┌─ Entries supplied
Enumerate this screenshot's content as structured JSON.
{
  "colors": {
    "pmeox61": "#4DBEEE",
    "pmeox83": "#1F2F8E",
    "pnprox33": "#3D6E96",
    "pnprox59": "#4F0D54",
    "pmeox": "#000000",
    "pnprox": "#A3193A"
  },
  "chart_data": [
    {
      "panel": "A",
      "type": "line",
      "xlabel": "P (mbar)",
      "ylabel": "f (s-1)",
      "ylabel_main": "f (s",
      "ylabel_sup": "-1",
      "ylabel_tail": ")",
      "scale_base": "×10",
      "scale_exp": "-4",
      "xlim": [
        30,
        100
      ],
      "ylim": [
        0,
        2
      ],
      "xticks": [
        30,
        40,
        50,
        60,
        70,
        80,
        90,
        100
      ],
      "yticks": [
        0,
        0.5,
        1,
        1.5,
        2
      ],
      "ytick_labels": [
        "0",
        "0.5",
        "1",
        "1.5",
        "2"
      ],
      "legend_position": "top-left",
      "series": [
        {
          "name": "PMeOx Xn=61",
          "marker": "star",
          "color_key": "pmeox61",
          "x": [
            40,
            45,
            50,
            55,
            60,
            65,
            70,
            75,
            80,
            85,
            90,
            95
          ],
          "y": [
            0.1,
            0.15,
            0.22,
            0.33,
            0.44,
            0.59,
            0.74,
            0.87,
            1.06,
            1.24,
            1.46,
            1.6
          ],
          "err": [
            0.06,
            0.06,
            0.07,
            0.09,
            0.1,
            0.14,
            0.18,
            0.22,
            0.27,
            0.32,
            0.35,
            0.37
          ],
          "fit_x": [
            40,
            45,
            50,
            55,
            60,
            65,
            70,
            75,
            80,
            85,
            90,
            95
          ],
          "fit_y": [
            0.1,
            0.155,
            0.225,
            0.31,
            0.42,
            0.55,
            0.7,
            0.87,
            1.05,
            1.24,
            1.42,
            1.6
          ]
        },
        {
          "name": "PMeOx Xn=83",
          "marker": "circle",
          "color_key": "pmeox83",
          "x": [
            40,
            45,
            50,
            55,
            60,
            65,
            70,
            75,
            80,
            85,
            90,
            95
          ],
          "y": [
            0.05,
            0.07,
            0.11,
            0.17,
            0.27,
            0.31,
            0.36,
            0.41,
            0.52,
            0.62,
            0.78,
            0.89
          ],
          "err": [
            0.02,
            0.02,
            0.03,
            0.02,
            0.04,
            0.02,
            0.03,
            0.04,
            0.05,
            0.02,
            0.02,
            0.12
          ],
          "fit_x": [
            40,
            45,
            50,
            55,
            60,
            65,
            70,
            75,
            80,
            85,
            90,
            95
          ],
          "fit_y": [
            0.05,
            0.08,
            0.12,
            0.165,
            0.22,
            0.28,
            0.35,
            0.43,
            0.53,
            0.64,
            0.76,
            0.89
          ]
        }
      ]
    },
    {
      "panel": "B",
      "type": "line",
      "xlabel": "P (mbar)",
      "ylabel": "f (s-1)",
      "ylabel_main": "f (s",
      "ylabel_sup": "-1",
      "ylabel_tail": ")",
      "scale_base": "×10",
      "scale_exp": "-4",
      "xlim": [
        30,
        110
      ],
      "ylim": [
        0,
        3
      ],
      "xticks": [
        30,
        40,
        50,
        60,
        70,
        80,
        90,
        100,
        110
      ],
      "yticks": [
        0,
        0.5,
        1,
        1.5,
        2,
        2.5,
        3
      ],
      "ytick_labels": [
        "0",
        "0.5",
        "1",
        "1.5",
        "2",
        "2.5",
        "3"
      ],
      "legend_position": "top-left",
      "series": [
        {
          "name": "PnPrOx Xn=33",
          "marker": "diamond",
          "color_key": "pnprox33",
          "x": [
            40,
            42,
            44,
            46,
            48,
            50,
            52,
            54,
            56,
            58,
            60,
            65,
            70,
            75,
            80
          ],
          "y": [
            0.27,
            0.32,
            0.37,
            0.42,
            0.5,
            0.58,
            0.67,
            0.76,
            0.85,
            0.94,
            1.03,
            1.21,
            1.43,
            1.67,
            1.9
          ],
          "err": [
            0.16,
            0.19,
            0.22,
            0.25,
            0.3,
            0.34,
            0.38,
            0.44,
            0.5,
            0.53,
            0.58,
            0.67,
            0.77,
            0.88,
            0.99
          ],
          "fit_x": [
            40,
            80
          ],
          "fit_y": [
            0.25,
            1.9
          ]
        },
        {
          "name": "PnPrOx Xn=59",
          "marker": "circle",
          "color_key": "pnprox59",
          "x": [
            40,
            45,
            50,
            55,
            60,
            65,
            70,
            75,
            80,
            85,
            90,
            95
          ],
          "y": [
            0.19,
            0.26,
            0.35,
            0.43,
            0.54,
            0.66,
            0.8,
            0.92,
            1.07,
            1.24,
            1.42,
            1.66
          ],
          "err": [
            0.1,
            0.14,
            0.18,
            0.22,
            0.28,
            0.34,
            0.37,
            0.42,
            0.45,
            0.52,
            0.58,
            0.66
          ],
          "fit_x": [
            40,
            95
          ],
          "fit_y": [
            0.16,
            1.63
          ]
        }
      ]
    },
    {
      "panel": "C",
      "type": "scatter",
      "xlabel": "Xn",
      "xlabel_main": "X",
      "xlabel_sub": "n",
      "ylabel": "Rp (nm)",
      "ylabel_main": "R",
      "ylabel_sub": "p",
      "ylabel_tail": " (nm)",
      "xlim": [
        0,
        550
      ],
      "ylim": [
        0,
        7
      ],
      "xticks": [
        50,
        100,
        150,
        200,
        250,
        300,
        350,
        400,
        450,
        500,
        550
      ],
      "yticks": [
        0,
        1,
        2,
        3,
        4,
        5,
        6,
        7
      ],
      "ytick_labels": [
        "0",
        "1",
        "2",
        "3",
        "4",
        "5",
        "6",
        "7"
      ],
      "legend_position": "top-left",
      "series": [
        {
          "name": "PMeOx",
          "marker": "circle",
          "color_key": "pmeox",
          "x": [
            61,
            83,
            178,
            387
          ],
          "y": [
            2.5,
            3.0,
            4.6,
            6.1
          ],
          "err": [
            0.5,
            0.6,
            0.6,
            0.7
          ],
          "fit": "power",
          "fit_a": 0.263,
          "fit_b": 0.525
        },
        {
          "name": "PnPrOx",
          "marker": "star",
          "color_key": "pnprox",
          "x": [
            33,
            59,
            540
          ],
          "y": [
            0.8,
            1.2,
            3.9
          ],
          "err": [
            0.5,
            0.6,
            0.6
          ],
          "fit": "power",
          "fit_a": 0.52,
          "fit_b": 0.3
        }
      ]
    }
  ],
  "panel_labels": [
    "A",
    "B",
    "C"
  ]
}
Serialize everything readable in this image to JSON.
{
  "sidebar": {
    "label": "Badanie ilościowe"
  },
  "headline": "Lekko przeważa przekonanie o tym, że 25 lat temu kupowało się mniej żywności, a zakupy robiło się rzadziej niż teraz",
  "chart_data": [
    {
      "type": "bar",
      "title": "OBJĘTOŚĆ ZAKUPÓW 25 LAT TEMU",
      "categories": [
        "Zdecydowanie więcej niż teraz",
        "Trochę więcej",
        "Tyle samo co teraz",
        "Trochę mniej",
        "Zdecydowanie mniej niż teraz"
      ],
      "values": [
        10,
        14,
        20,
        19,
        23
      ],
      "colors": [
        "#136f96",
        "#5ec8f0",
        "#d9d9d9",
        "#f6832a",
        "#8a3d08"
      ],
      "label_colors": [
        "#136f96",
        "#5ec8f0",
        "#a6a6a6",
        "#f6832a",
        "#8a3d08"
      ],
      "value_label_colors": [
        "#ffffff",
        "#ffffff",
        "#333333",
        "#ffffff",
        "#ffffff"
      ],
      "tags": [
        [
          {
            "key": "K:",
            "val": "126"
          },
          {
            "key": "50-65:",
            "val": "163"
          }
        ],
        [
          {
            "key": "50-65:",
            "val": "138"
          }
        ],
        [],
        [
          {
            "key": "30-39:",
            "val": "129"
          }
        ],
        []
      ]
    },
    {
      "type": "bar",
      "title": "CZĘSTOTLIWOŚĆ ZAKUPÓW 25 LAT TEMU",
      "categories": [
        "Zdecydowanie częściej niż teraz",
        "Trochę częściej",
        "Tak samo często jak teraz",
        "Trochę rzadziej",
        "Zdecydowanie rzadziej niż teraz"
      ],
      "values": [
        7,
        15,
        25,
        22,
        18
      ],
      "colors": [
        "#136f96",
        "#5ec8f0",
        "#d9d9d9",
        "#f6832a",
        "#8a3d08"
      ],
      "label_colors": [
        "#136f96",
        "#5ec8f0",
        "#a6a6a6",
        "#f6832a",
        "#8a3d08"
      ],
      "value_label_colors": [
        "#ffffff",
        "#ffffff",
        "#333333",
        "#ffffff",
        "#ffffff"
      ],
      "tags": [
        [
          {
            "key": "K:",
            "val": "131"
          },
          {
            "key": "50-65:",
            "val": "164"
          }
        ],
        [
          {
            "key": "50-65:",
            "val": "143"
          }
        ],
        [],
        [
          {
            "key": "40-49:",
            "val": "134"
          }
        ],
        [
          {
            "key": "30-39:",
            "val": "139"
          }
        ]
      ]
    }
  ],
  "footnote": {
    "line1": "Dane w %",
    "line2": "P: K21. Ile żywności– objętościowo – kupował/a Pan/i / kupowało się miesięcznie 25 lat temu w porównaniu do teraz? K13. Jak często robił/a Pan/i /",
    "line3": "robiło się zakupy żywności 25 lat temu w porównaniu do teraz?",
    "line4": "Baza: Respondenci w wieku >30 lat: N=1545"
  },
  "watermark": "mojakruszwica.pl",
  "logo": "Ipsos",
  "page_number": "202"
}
└─
### Goal of the exercise
Looking at the data above, show all lines where the word "title" occurs.

### Reply to the task
      "title": "OBJĘTOŚĆ ZAKUPÓW 25 LAT TEMU",
      "title": "CZĘSTOTLIWOŚĆ ZAKUPÓW 25 LAT TEMU",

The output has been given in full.